→ AIM OF THE EXERCISE
Below are records; work out how many of their lines hold the string "name" and give that number alone.

→ GIVEN INFORMATION
━━━━━━━━
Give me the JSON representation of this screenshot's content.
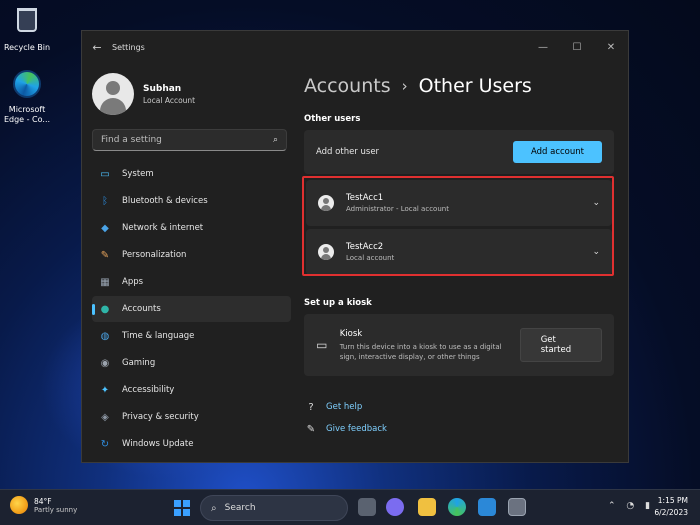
{
  "desktop": {
    "recycle_bin": "Recycle Bin",
    "edge": "Microsoft Edge - Co..."
  },
  "window": {
    "title": "Settings",
    "controls": [
      "minimize-icon",
      "maximize-icon",
      "close-icon"
    ]
  },
  "profile": {
    "name": "Subhan",
    "type": "Local Account"
  },
  "search": {
    "placeholder": "Find a setting"
  },
  "nav": {
    "items": [
      {
        "label": "System",
        "icon": "system-icon",
        "color": "#4cc2ff"
      },
      {
        "label": "Bluetooth & devices",
        "icon": "bluetooth-icon",
        "color": "#2b88d8"
      },
      {
        "label": "Network & internet",
        "icon": "network-icon",
        "color": "#4aa3e6"
      },
      {
        "label": "Personalization",
        "icon": "brush-icon",
        "color": "#e8a45c"
      },
      {
        "label": "Apps",
        "icon": "apps-icon",
        "color": "#9aa6b4"
      },
      {
        "label": "Accounts",
        "icon": "accounts-icon",
        "color": "#2fb5a8",
        "active": true
      },
      {
        "label": "Time & language",
        "icon": "globe-icon",
        "color": "#4ba4e6"
      },
      {
        "label": "Gaming",
        "icon": "gamepad-icon",
        "color": "#9ba3ad"
      },
      {
        "label": "Accessibility",
        "icon": "accessibility-icon",
        "color": "#4cc2ff"
      },
      {
        "label": "Privacy & security",
        "icon": "shield-icon",
        "color": "#8c96a3"
      },
      {
        "label": "Windows Update",
        "icon": "update-icon",
        "color": "#2f8ee0"
      }
    ]
  },
  "breadcrumb": {
    "parent": "Accounts",
    "separator": "›",
    "current": "Other Users"
  },
  "other_users": {
    "section_title": "Other users",
    "add_label": "Add other user",
    "add_button": "Add account",
    "users": [
      {
        "name": "TestAcc1",
        "desc": "Administrator - Local account"
      },
      {
        "name": "TestAcc2",
        "desc": "Local account"
      }
    ]
  },
  "kiosk": {
    "section_title": "Set up a kiosk",
    "title": "Kiosk",
    "desc": "Turn this device into a kiosk to use as a digital sign, interactive display, or other things",
    "button": "Get started"
  },
  "links": {
    "help": "Get help",
    "feedback": "Give feedback"
  },
  "taskbar": {
    "temp": "84°F",
    "weather": "Partly sunny",
    "search": "Search",
    "time": "1:15 PM",
    "date": "6/2/2023"
  },
  "colors": {
    "accent": "#4cc2ff",
    "highlight_outline": "#e03030"
  }
}
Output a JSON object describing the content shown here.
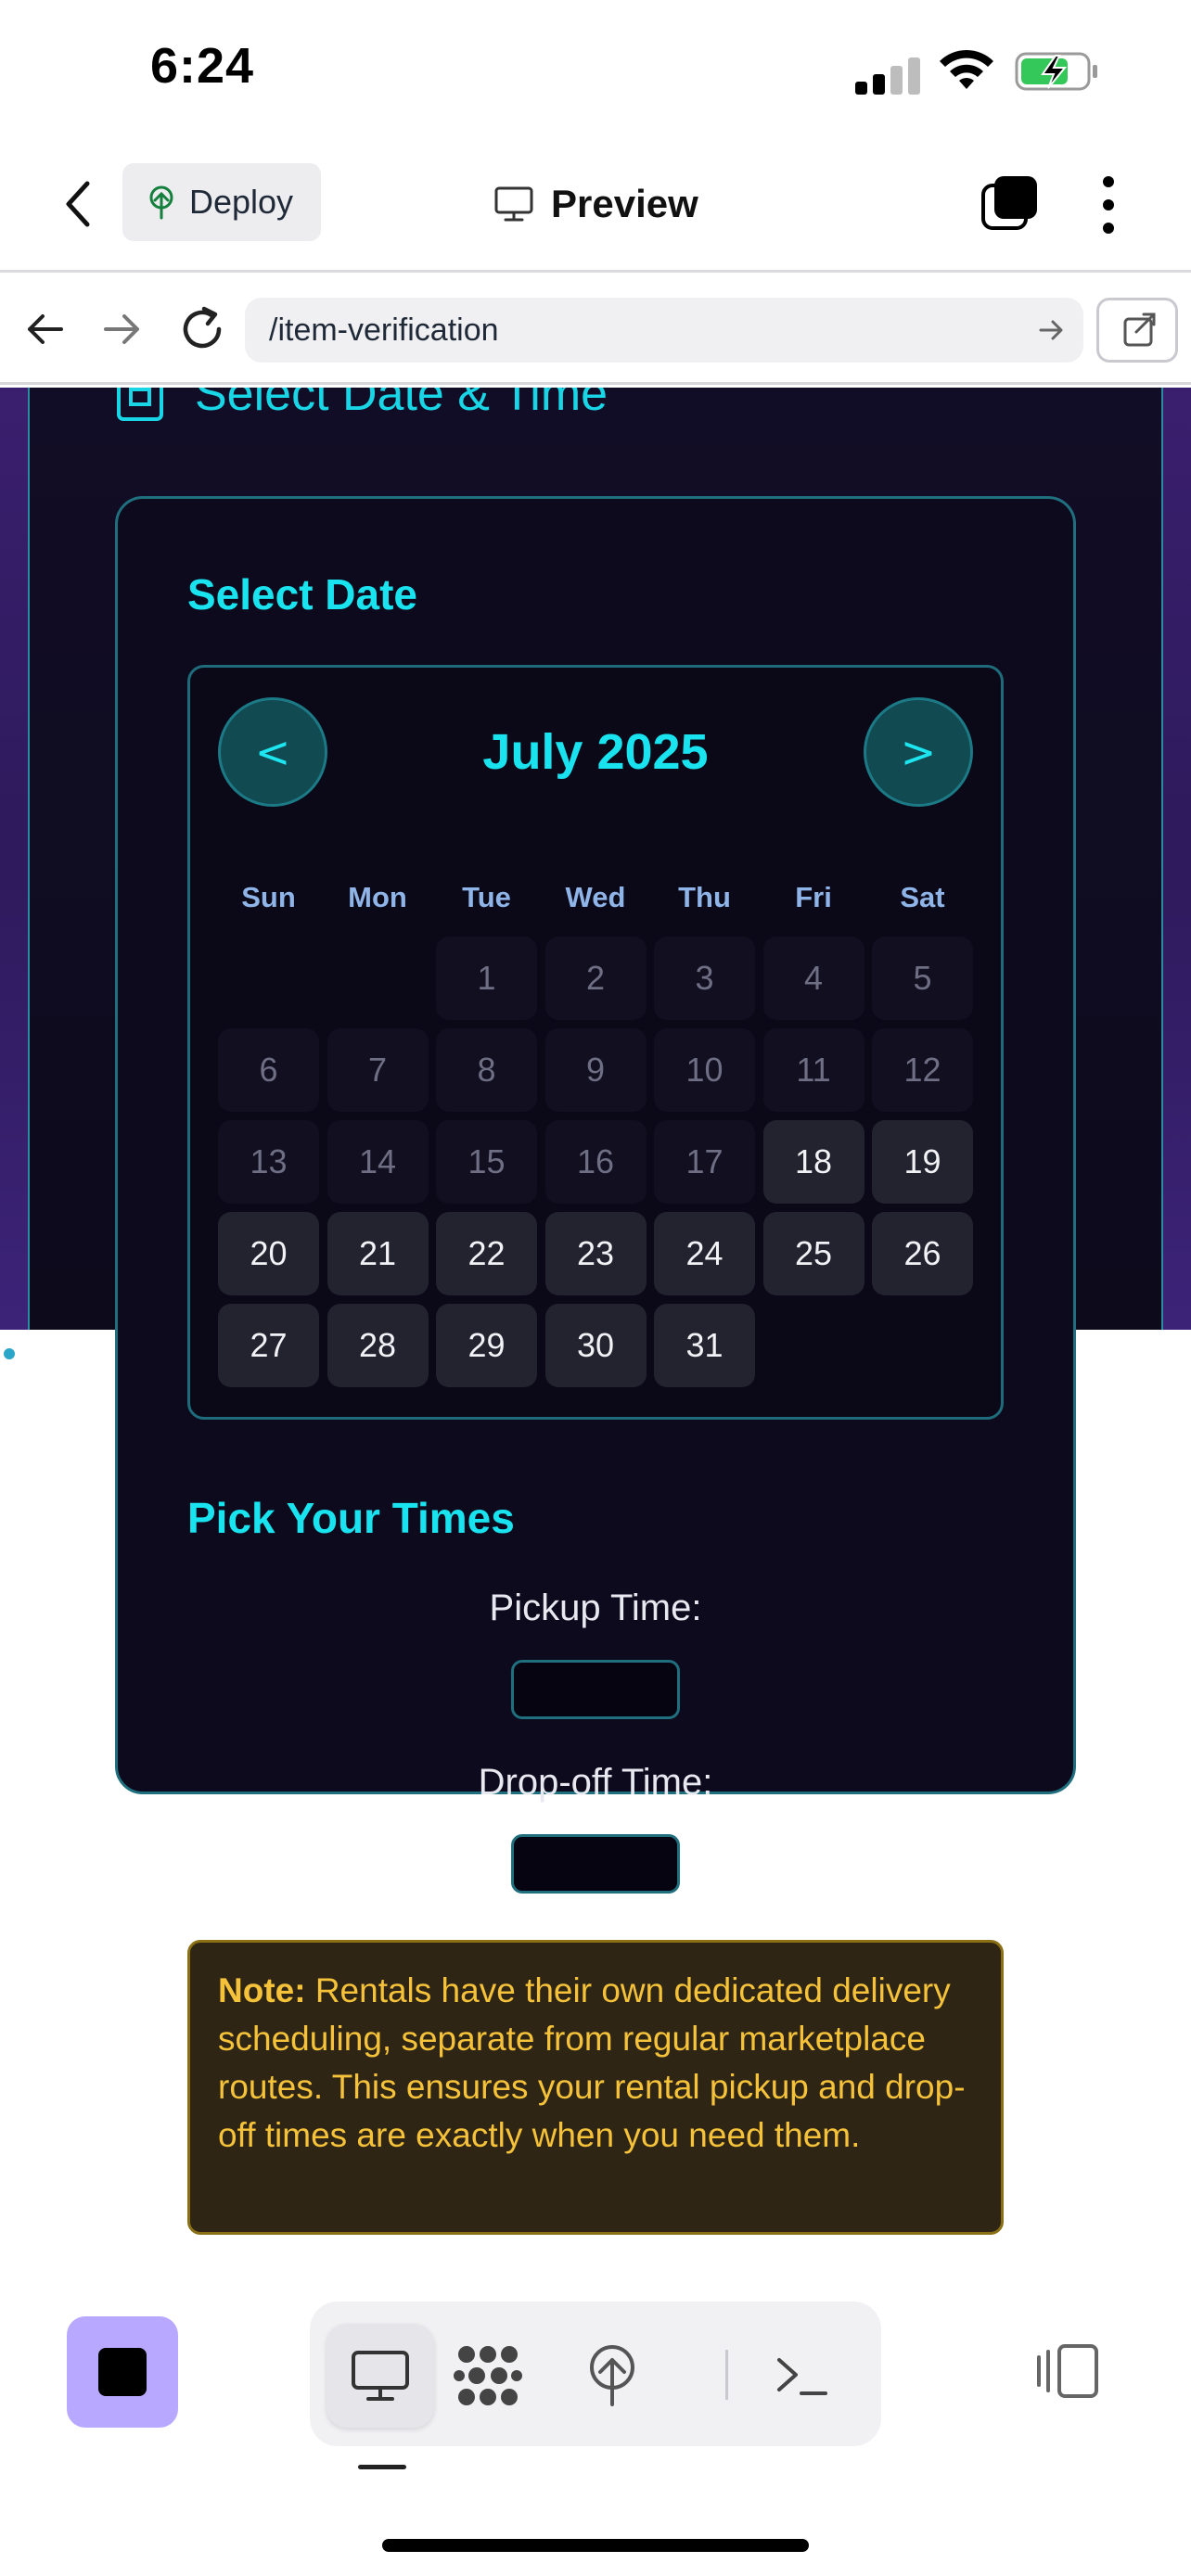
━━━━━━━━
→ FULL ANSWER
3